## [Exercise]
Show each line of the data below that has the string "direct" in it.

## [Input material]

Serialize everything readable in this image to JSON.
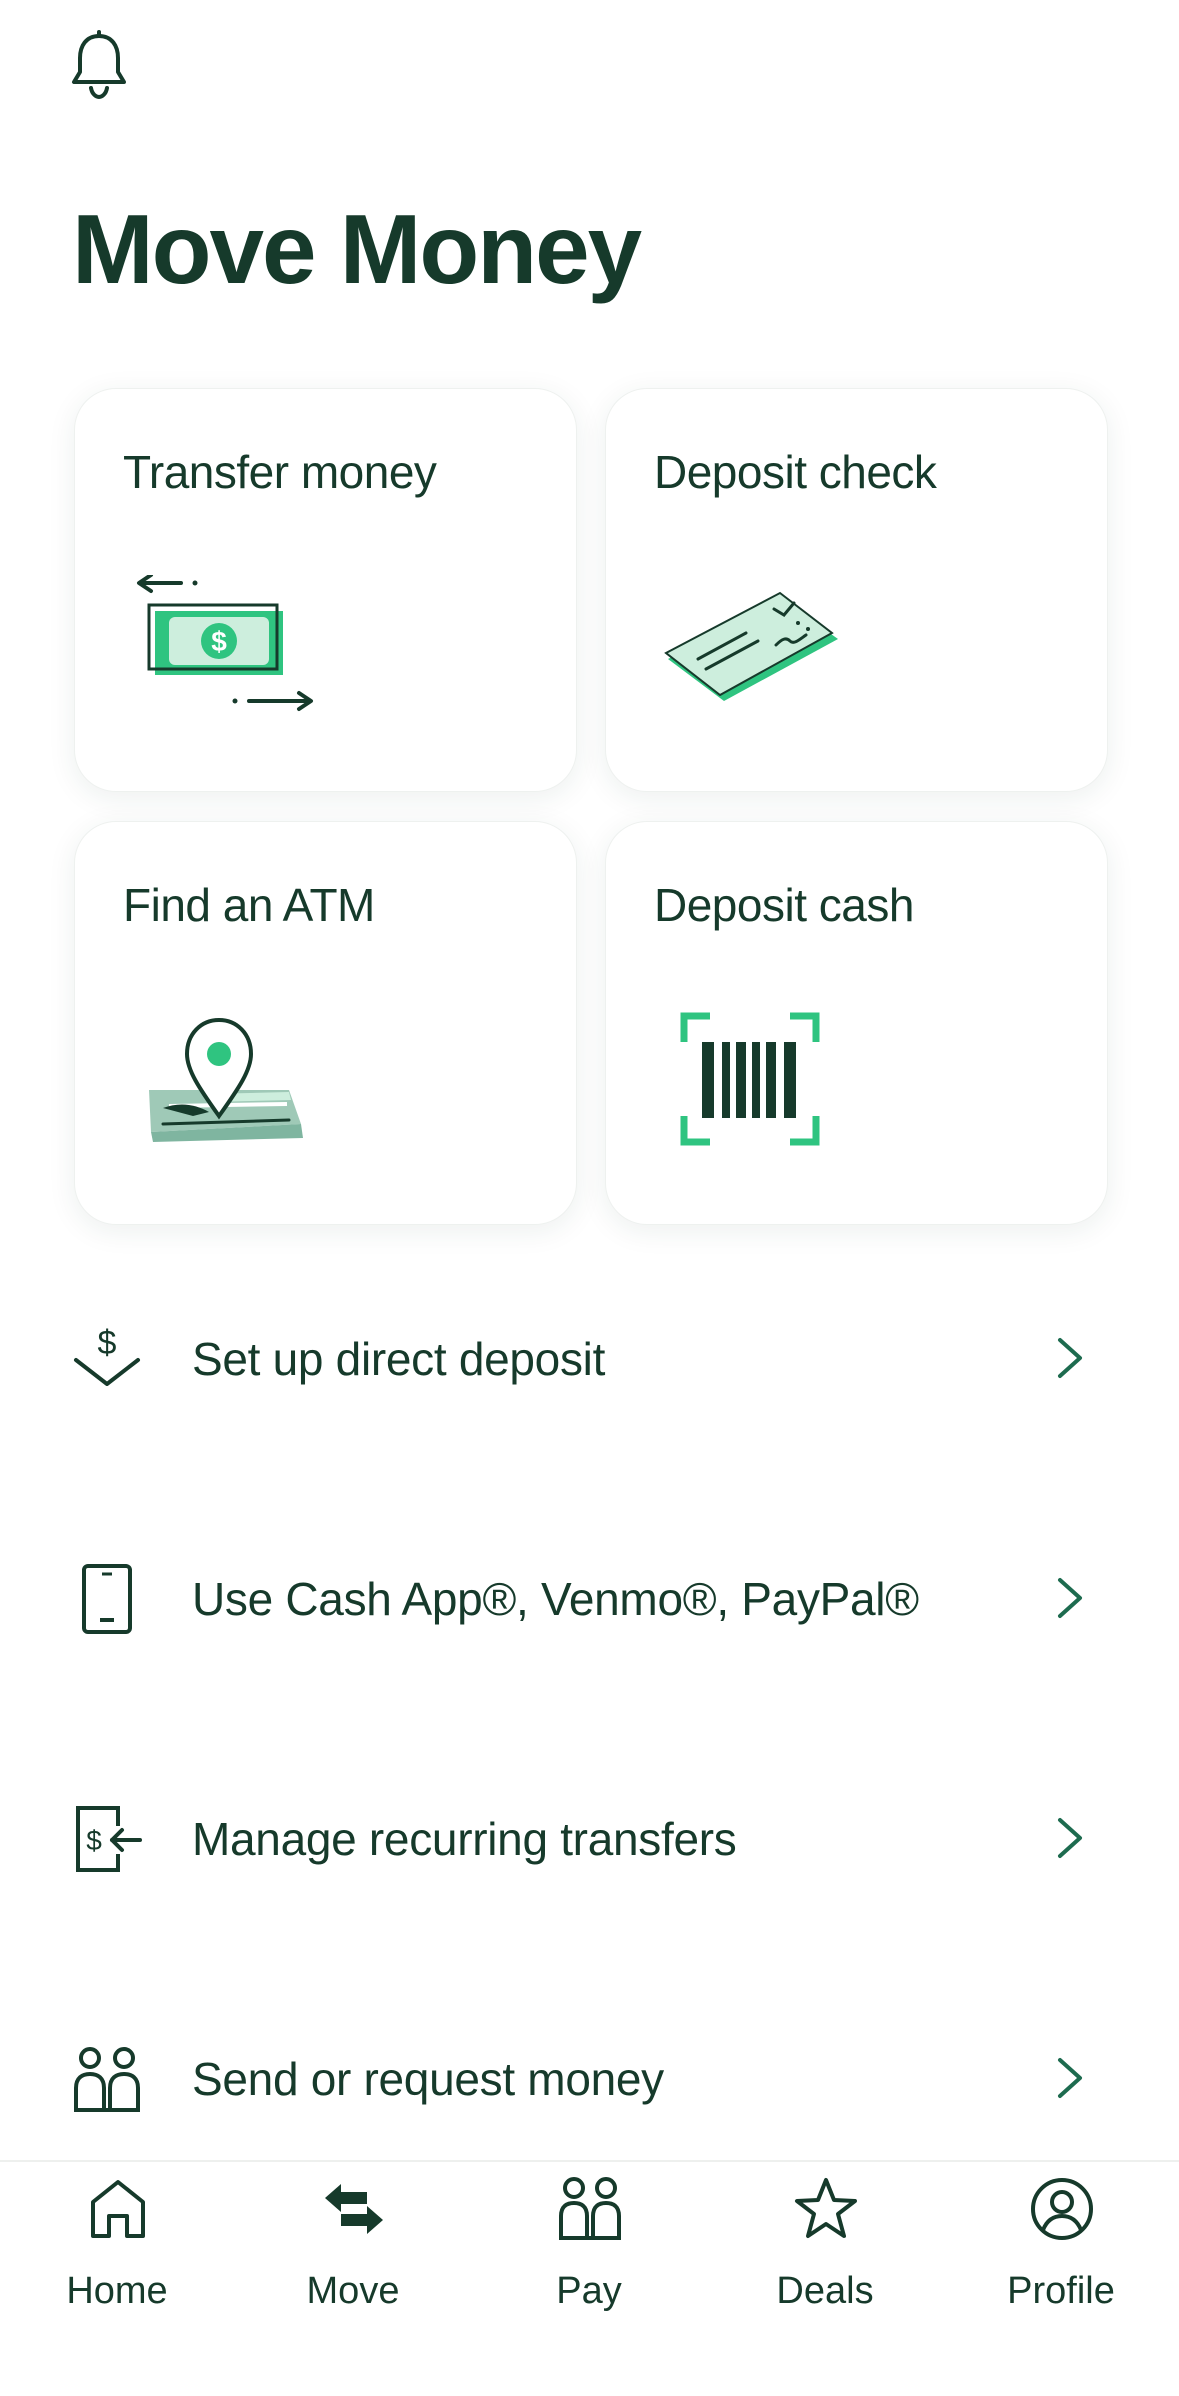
{
  "header": {
    "bell_icon": "bell-icon",
    "title": "Move Money"
  },
  "cards": [
    {
      "label": "Transfer money",
      "icon": "transfer-money-illustration"
    },
    {
      "label": "Deposit check",
      "icon": "check-illustration"
    },
    {
      "label": "Find an ATM",
      "icon": "map-pin-illustration"
    },
    {
      "label": "Deposit cash",
      "icon": "barcode-illustration"
    }
  ],
  "list": [
    {
      "label": "Set up direct deposit",
      "icon": "direct-deposit-icon"
    },
    {
      "label": "Use Cash App®, Venmo®, PayPal®",
      "icon": "phone-icon"
    },
    {
      "label": "Manage recurring transfers",
      "icon": "recurring-transfer-icon"
    },
    {
      "label": "Send or request money",
      "icon": "people-icon"
    }
  ],
  "tabs": [
    {
      "label": "Home",
      "icon": "home-icon"
    },
    {
      "label": "Move",
      "icon": "move-arrows-icon"
    },
    {
      "label": "Pay",
      "icon": "pay-people-icon"
    },
    {
      "label": "Deals",
      "icon": "star-icon"
    },
    {
      "label": "Profile",
      "icon": "profile-icon"
    }
  ],
  "colors": {
    "primary_text": "#163a2b",
    "accent_green": "#2fc480",
    "light_green": "#cdeedd",
    "chevron": "#1d6b4f"
  }
}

## [Task answer]
      "label": "Set up direct deposit",
      "icon": "direct-deposit-icon"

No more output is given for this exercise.